begin MATERIAL FOR THE TASK

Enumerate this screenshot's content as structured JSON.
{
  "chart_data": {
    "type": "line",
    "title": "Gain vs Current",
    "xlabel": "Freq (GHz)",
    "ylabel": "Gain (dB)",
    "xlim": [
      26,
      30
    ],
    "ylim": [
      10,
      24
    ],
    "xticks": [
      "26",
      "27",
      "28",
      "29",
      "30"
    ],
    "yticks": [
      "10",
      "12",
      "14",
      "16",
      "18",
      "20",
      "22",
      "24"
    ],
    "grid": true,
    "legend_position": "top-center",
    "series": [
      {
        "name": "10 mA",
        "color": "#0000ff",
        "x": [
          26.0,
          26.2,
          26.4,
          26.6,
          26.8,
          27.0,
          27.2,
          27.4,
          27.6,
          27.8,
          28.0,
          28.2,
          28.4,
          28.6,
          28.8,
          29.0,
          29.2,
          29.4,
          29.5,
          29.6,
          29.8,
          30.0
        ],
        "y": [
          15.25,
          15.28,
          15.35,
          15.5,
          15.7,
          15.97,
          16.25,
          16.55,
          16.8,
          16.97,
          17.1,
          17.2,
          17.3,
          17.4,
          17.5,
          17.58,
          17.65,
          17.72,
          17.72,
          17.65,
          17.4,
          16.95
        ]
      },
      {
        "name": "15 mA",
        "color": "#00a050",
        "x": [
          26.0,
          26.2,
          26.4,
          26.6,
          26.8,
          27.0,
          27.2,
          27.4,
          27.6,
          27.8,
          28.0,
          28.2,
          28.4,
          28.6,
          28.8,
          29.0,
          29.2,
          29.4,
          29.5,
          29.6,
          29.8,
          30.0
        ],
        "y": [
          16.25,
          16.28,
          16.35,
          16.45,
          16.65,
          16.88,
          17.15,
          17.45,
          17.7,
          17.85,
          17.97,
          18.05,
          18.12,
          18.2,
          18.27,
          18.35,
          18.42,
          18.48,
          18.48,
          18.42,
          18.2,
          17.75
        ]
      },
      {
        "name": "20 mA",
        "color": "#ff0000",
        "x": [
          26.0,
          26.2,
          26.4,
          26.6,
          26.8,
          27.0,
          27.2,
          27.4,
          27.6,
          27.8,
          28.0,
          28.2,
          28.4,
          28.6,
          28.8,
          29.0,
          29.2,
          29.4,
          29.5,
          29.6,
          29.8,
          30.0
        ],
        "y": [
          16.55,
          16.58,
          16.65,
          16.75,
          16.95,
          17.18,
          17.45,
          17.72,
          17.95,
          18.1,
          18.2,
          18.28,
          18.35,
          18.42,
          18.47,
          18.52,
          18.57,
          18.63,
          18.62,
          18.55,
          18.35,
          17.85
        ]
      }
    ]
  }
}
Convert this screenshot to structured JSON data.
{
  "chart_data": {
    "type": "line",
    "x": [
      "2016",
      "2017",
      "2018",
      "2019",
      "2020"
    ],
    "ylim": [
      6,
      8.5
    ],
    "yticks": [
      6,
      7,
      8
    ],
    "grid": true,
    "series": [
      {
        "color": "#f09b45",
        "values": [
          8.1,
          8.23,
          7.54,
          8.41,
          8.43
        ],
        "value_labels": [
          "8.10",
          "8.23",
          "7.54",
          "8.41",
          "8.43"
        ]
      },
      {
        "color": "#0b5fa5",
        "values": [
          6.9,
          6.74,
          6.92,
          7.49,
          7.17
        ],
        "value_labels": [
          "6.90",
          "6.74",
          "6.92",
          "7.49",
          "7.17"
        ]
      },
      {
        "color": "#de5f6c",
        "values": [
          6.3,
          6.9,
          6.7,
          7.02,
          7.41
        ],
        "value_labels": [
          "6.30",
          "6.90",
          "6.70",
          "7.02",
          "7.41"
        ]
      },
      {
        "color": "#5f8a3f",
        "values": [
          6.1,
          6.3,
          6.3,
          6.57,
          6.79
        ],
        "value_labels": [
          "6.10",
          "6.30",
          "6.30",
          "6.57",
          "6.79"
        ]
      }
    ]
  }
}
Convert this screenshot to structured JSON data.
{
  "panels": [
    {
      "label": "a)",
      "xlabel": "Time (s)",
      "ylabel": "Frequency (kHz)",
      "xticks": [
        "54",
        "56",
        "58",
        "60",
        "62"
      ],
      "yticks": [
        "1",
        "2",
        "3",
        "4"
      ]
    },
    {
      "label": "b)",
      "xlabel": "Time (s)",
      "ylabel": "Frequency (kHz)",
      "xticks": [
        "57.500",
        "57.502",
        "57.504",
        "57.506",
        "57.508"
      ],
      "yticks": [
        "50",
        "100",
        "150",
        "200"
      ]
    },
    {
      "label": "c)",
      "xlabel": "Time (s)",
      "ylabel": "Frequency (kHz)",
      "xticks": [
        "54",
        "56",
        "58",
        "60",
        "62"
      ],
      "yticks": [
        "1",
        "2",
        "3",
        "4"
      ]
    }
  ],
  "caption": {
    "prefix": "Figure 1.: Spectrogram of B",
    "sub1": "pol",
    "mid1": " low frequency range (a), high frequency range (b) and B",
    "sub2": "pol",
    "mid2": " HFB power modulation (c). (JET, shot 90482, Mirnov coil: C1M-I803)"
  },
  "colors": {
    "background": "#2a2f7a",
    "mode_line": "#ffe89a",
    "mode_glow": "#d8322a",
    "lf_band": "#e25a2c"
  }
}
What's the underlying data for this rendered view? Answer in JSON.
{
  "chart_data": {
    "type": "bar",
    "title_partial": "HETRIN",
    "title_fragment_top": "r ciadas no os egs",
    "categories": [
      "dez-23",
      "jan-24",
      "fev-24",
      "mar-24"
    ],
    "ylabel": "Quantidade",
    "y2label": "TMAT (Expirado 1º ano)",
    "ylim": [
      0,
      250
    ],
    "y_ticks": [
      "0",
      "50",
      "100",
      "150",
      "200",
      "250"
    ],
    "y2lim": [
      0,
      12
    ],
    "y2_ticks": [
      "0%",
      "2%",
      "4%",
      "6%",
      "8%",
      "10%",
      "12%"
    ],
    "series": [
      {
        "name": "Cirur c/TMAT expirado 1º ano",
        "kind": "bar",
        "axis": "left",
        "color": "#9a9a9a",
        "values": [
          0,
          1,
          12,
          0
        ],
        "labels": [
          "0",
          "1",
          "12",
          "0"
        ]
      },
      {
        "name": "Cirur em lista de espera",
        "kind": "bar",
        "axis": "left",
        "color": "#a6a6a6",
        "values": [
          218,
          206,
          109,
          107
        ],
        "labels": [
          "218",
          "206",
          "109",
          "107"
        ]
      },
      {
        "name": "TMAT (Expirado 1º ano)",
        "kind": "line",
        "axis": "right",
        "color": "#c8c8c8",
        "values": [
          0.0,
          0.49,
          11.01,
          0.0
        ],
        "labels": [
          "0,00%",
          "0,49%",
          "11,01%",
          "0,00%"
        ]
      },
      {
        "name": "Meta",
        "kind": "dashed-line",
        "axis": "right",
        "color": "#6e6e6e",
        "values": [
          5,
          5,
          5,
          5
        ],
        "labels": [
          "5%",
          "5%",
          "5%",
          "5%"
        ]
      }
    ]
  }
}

end MATERIAL FOR THE TASK

PROBLEM DETAILS =
Give the entries again in full, exactly as they are written.

FINISHED TASK =
Enumerate this screenshot's content as structured JSON.
{
  "chart_data": {
    "type": "line",
    "title": "Gain vs Current",
    "xlabel": "Freq (GHz)",
    "ylabel": "Gain (dB)",
    "xlim": [
      26,
      30
    ],
    "ylim": [
      10,
      24
    ],
    "xticks": [
      "26",
      "27",
      "28",
      "29",
      "30"
    ],
    "yticks": [
      "10",
      "12",
      "14",
      "16",
      "18",
      "20",
      "22",
      "24"
    ],
    "grid": true,
    "legend_position": "top-center",
    "series": [
      {
        "name": "10 mA",
        "color": "#0000ff",
        "x": [
          26.0,
          26.2,
          26.4,
          26.6,
          26.8,
          27.0,
          27.2,
          27.4,
          27.6,
          27.8,
          28.0,
          28.2,
          28.4,
          28.6,
          28.8,
          29.0,
          29.2,
          29.4,
          29.5,
          29.6,
          29.8,
          30.0
        ],
        "y": [
          15.25,
          15.28,
          15.35,
          15.5,
          15.7,
          15.97,
          16.25,
          16.55,
          16.8,
          16.97,
          17.1,
          17.2,
          17.3,
          17.4,
          17.5,
          17.58,
          17.65,
          17.72,
          17.72,
          17.65,
          17.4,
          16.95
        ]
      },
      {
        "name": "15 mA",
        "color": "#00a050",
        "x": [
          26.0,
          26.2,
          26.4,
          26.6,
          26.8,
          27.0,
          27.2,
          27.4,
          27.6,
          27.8,
          28.0,
          28.2,
          28.4,
          28.6,
          28.8,
          29.0,
          29.2,
          29.4,
          29.5,
          29.6,
          29.8,
          30.0
        ],
        "y": [
          16.25,
          16.28,
          16.35,
          16.45,
          16.65,
          16.88,
          17.15,
          17.45,
          17.7,
          17.85,
          17.97,
          18.05,
          18.12,
          18.2,
          18.27,
          18.35,
          18.42,
          18.48,
          18.48,
          18.42,
          18.2,
          17.75
        ]
      },
      {
        "name": "20 mA",
        "color": "#ff0000",
        "x": [
          26.0,
          26.2,
          26.4,
          26.6,
          26.8,
          27.0,
          27.2,
          27.4,
          27.6,
          27.8,
          28.0,
          28.2,
          28.4,
          28.6,
          28.8,
          29.0,
          29.2,
          29.4,
          29.5,
          29.6,
          29.8,
          30.0
        ],
        "y": [
          16.55,
          16.58,
          16.65,
          16.75,
          16.95,
          17.18,
          17.45,
          17.72,
          17.95,
          18.1,
          18.2,
          18.28,
          18.35,
          18.42,
          18.47,
          18.52,
          18.57,
          18.63,
          18.62,
          18.55,
          18.35,
          17.85
        ]
      }
    ]
  }
}
Convert this screenshot to structured JSON data.
{
  "chart_data": {
    "type": "line",
    "x": [
      "2016",
      "2017",
      "2018",
      "2019",
      "2020"
    ],
    "ylim": [
      6,
      8.5
    ],
    "yticks": [
      6,
      7,
      8
    ],
    "grid": true,
    "series": [
      {
        "color": "#f09b45",
        "values": [
          8.1,
          8.23,
          7.54,
          8.41,
          8.43
        ],
        "value_labels": [
          "8.10",
          "8.23",
          "7.54",
          "8.41",
          "8.43"
        ]
      },
      {
        "color": "#0b5fa5",
        "values": [
          6.9,
          6.74,
          6.92,
          7.49,
          7.17
        ],
        "value_labels": [
          "6.90",
          "6.74",
          "6.92",
          "7.49",
          "7.17"
        ]
      },
      {
        "color": "#de5f6c",
        "values": [
          6.3,
          6.9,
          6.7,
          7.02,
          7.41
        ],
        "value_labels": [
          "6.30",
          "6.90",
          "6.70",
          "7.02",
          "7.41"
        ]
      },
      {
        "color": "#5f8a3f",
        "values": [
          6.1,
          6.3,
          6.3,
          6.57,
          6.79
        ],
        "value_labels": [
          "6.10",
          "6.30",
          "6.30",
          "6.57",
          "6.79"
        ]
      }
    ]
  }
}
Convert this screenshot to structured JSON data.
{
  "panels": [
    {
      "label": "a)",
      "xlabel": "Time (s)",
      "ylabel": "Frequency (kHz)",
      "xticks": [
        "54",
        "56",
        "58",
        "60",
        "62"
      ],
      "yticks": [
        "1",
        "2",
        "3",
        "4"
      ]
    },
    {
      "label": "b)",
      "xlabel": "Time (s)",
      "ylabel": "Frequency (kHz)",
      "xticks": [
        "57.500",
        "57.502",
        "57.504",
        "57.506",
        "57.508"
      ],
      "yticks": [
        "50",
        "100",
        "150",
        "200"
      ]
    },
    {
      "label": "c)",
      "xlabel": "Time (s)",
      "ylabel": "Frequency (kHz)",
      "xticks": [
        "54",
        "56",
        "58",
        "60",
        "62"
      ],
      "yticks": [
        "1",
        "2",
        "3",
        "4"
      ]
    }
  ],
  "caption": {
    "prefix": "Figure 1.: Spectrogram of B",
    "sub1": "pol",
    "mid1": " low frequency range (a), high frequency range (b) and B",
    "sub2": "pol",
    "mid2": " HFB power modulation (c). (JET, shot 90482, Mirnov coil: C1M-I803)"
  },
  "colors": {
    "background": "#2a2f7a",
    "mode_line": "#ffe89a",
    "mode_glow": "#d8322a",
    "lf_band": "#e25a2c"
  }
}
What's the underlying data for this rendered view? Answer in JSON.
{
  "chart_data": {
    "type": "bar",
    "title_partial": "HETRIN",
    "title_fragment_top": "r ciadas no os egs",
    "categories": [
      "dez-23",
      "jan-24",
      "fev-24",
      "mar-24"
    ],
    "ylabel": "Quantidade",
    "y2label": "TMAT (Expirado 1º ano)",
    "ylim": [
      0,
      250
    ],
    "y_ticks": [
      "0",
      "50",
      "100",
      "150",
      "200",
      "250"
    ],
    "y2lim": [
      0,
      12
    ],
    "y2_ticks": [
      "0%",
      "2%",
      "4%",
      "6%",
      "8%",
      "10%",
      "12%"
    ],
    "series": [
      {
        "name": "Cirur c/TMAT expirado 1º ano",
        "kind": "bar",
        "axis": "left",
        "color": "#9a9a9a",
        "values": [
          0,
          1,
          12,
          0
        ],
        "labels": [
          "0",
          "1",
          "12",
          "0"
        ]
      },
      {
        "name": "Cirur em lista de espera",
        "kind": "bar",
        "axis": "left",
        "color": "#a6a6a6",
        "values": [
          218,
          206,
          109,
          107
        ],
        "labels": [
          "218",
          "206",
          "109",
          "107"
        ]
      },
      {
        "name": "TMAT (Expirado 1º ano)",
        "kind": "line",
        "axis": "right",
        "color": "#c8c8c8",
        "values": [
          0.0,
          0.49,
          11.01,
          0.0
        ],
        "labels": [
          "0,00%",
          "0,49%",
          "11,01%",
          "0,00%"
        ]
      },
      {
        "name": "Meta",
        "kind": "dashed-line",
        "axis": "right",
        "color": "#6e6e6e",
        "values": [
          5,
          5,
          5,
          5
        ],
        "labels": [
          "5%",
          "5%",
          "5%",
          "5%"
        ]
      }
    ]
  }
}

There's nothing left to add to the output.